-- begin --

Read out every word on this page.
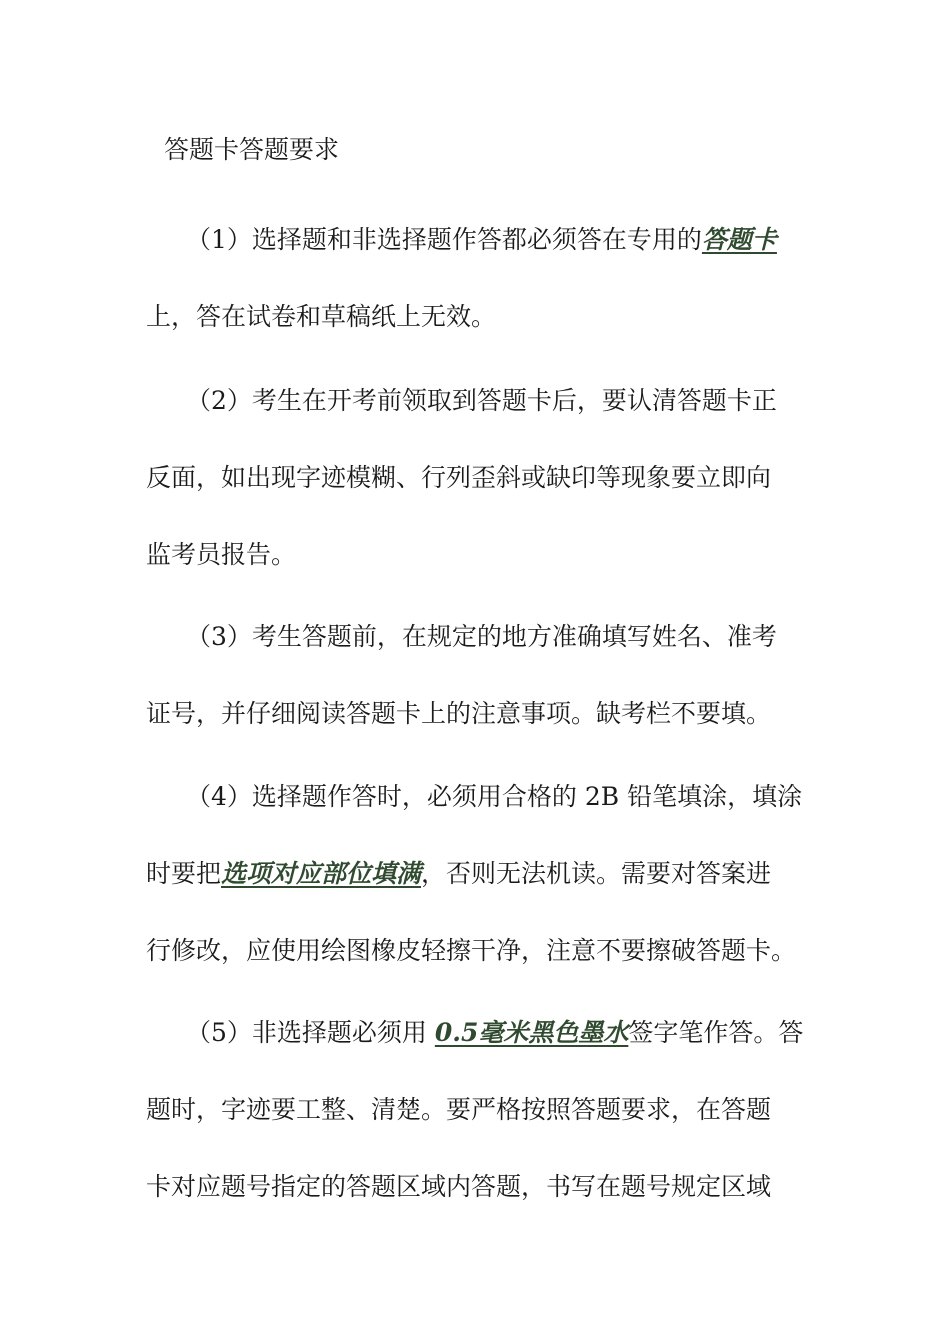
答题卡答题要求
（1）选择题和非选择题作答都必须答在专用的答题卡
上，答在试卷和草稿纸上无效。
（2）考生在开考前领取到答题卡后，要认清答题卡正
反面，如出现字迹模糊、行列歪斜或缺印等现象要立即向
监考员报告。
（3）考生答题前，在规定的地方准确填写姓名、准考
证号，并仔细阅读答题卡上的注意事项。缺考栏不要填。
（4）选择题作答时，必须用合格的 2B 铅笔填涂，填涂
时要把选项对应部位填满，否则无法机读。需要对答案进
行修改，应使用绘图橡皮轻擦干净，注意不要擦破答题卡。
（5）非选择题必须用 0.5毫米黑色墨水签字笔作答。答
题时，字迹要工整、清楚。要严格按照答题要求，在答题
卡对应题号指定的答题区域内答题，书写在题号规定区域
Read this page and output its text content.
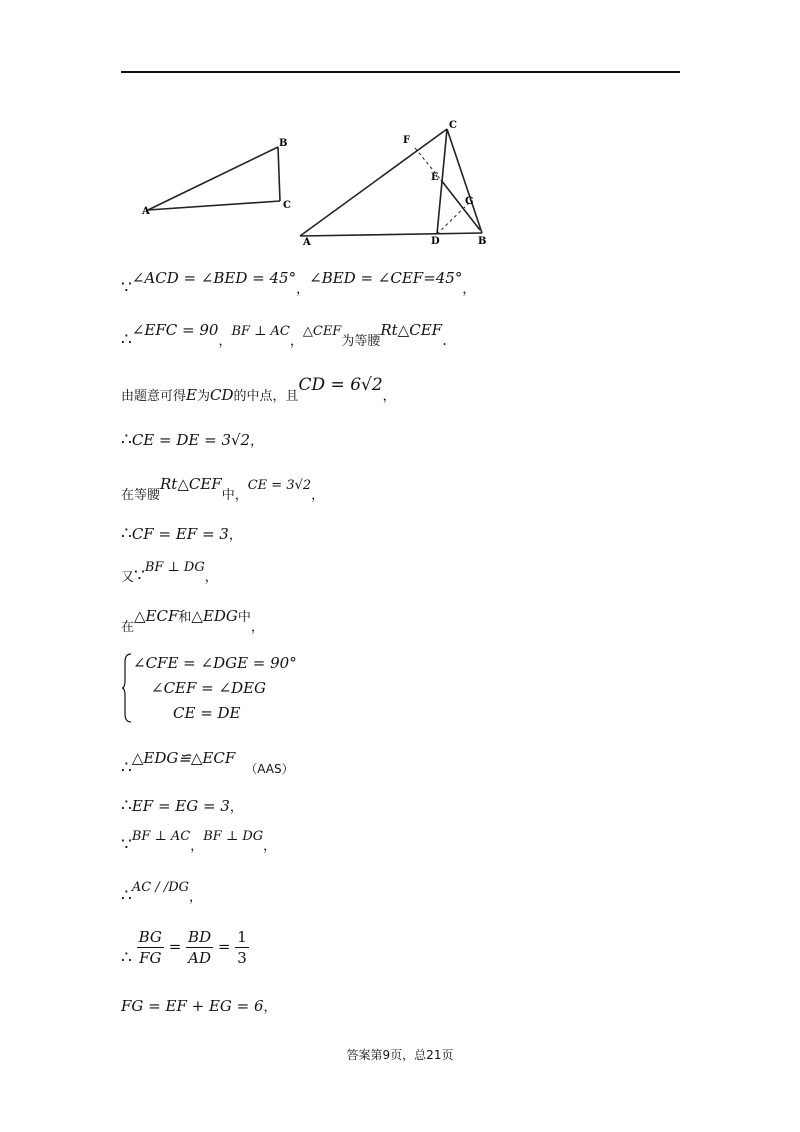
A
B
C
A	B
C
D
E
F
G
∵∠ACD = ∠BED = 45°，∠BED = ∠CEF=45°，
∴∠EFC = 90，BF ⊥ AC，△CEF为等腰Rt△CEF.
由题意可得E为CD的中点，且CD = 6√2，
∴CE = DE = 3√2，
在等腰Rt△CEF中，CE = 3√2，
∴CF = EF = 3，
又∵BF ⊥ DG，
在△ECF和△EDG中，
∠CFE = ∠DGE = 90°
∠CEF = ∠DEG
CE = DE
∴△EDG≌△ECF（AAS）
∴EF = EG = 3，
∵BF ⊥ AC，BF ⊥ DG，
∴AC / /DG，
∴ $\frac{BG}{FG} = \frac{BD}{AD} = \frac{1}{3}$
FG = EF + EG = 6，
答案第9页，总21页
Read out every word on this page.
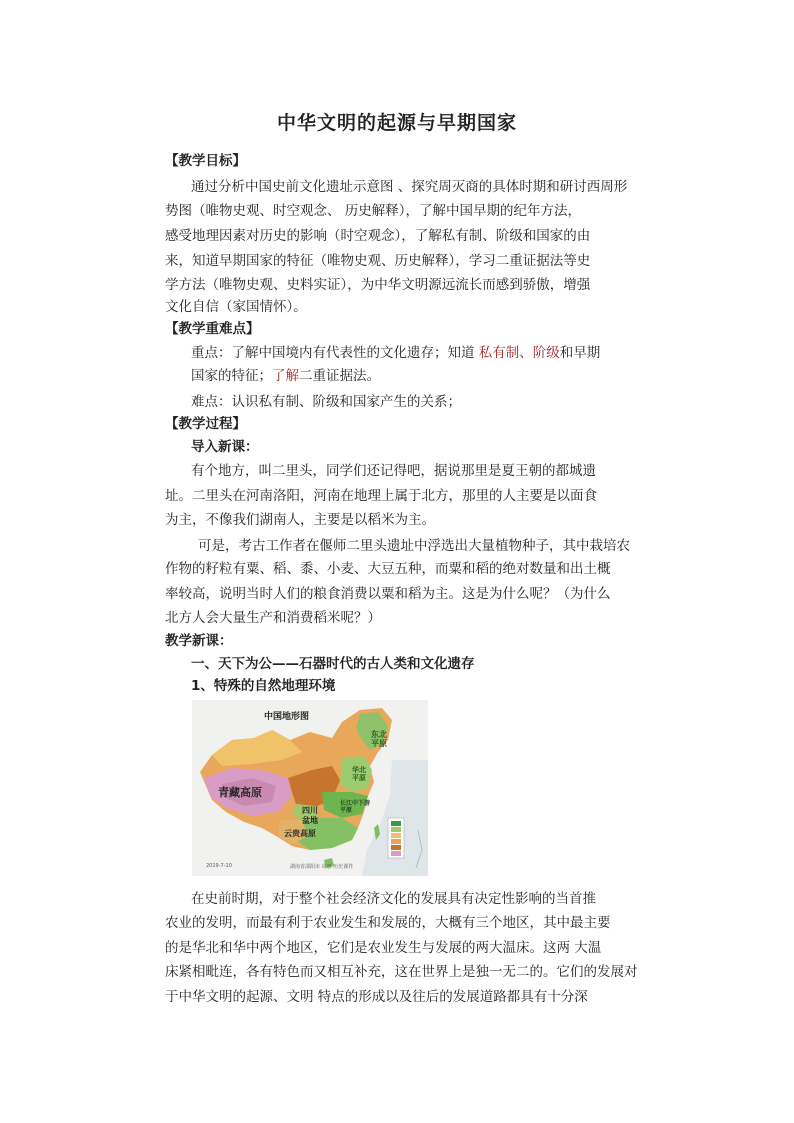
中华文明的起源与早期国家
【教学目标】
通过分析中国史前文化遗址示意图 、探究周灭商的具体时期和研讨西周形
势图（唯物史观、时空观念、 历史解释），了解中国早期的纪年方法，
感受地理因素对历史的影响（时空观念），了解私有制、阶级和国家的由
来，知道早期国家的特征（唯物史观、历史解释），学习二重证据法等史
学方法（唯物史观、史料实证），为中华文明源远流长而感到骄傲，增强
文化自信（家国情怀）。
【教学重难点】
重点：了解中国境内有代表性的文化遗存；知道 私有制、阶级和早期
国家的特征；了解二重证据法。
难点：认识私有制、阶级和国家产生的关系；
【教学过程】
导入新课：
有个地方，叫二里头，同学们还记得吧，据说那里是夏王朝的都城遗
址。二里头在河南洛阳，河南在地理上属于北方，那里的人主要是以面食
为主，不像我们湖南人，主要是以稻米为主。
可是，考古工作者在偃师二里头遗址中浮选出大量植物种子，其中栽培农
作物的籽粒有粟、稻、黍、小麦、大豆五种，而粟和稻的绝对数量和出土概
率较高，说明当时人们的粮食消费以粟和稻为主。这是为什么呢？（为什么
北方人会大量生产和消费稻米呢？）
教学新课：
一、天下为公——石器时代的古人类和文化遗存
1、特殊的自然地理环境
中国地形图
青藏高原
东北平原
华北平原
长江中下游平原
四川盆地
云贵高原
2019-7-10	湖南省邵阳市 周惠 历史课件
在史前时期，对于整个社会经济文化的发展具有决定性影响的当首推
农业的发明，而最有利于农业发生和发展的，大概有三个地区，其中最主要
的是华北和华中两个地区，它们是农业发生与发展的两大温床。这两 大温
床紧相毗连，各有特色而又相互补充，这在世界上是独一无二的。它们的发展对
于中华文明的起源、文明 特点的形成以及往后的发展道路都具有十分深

-- end --

**Request:**
Identify the lines that hold the word "时空观念". Copy every one of them.

**Exercise answer:**
势图（唯物史观、时空观念、 历史解释），了解中国早期的纪年方法，
感受地理因素对历史的影响（时空观念），了解私有制、阶级和国家的由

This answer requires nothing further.